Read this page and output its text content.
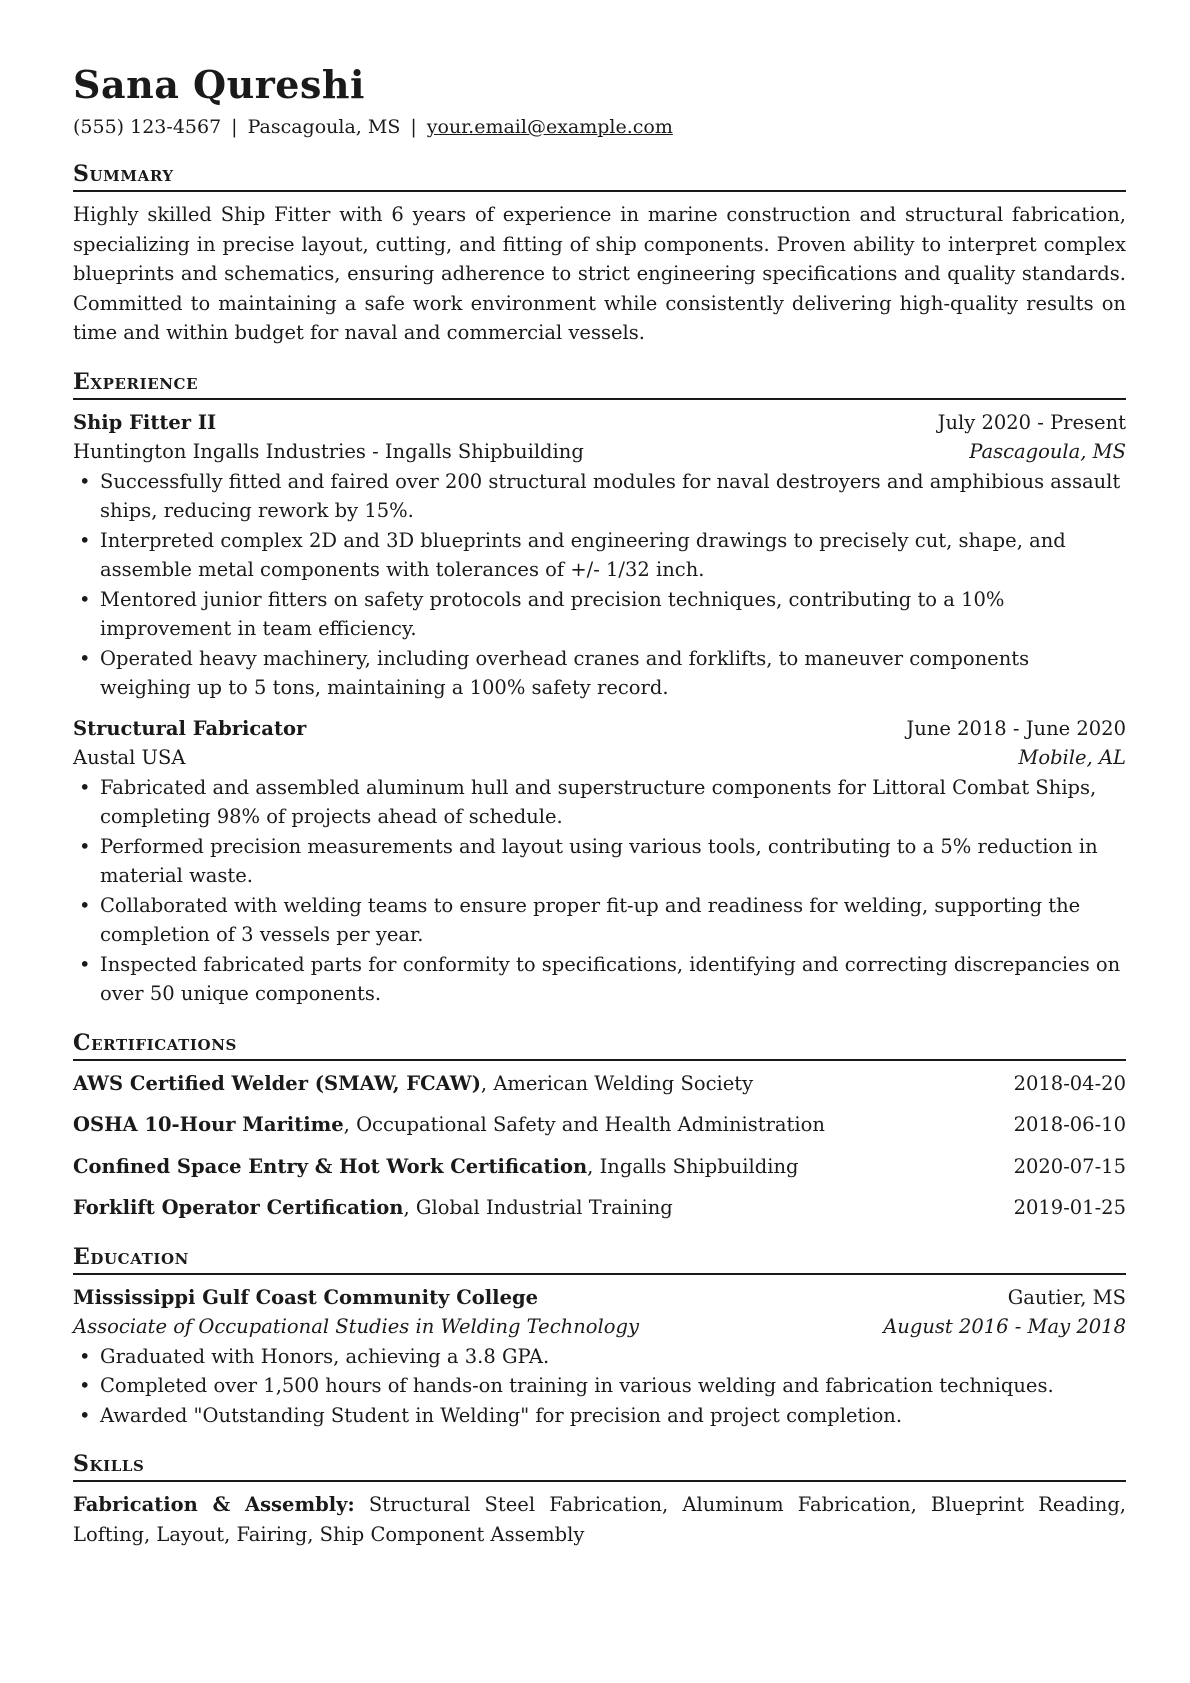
Sana Qureshi
(555) 123-4567 | Pascagoula, MS | your.email@example.com
Summary
Highly skilled Ship Fitter with 6 years of experience in marine construction and structural fabrication, specializing in precise layout, cutting, and fitting of ship components. Proven ability to interpret complex blueprints and schematics, ensuring adherence to strict engineering specifications and quality standards. Committed to maintaining a safe work environment while consistently delivering high-quality results on time and within budget for naval and commercial vessels.
Experience
Ship Fitter II	July 2020 - Present
Huntington Ingalls Industries - Ingalls Shipbuilding	Pascagoula, MS
• Successfully fitted and faired over 200 structural modules for naval destroyers and amphibious assault ships, reducing rework by 15%.
• Interpreted complex 2D and 3D blueprints and engineering drawings to precisely cut, shape, and assemble metal components with tolerances of +/- 1/32 inch.
• Mentored junior fitters on safety protocols and precision techniques, contributing to a 10% improvement in team efficiency.
• Operated heavy machinery, including overhead cranes and forklifts, to maneuver components weighing up to 5 tons, maintaining a 100% safety record.
Structural Fabricator	June 2018 - June 2020
Austal USA	Mobile, AL
• Fabricated and assembled aluminum hull and superstructure components for Littoral Combat Ships, completing 98% of projects ahead of schedule.
• Performed precision measurements and layout using various tools, contributing to a 5% reduction in material waste.
• Collaborated with welding teams to ensure proper fit-up and readiness for welding, supporting the completion of 3 vessels per year.
• Inspected fabricated parts for conformity to specifications, identifying and correcting discrepancies on over 50 unique components.
Certifications
AWS Certified Welder (SMAW, FCAW), American Welding Society	2018-04-20
OSHA 10-Hour Maritime, Occupational Safety and Health Administration	2018-06-10
Confined Space Entry & Hot Work Certification, Ingalls Shipbuilding	2020-07-15
Forklift Operator Certification, Global Industrial Training	2019-01-25
Education
Mississippi Gulf Coast Community College	Gautier, MS
Associate of Occupational Studies in Welding Technology	August 2016 - May 2018
• Graduated with Honors, achieving a 3.8 GPA.
• Completed over 1,500 hours of hands-on training in various welding and fabrication techniques.
• Awarded "Outstanding Student in Welding" for precision and project completion.
Skills
Fabrication & Assembly: Structural Steel Fabrication, Aluminum Fabrication, Blueprint Reading, Lofting, Layout, Fairing, Ship Component Assembly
+++
**INSTRUCTION**
Find all lines where the word "contributing" appears. Copy them.

**ANSWER**
• Mentored junior fitters on safety protocols and precision techniques, contributing to a 10% improvement in team efficiency.
• Performed precision measurements and layout using various tools, contributing to a 5% reduction in material waste.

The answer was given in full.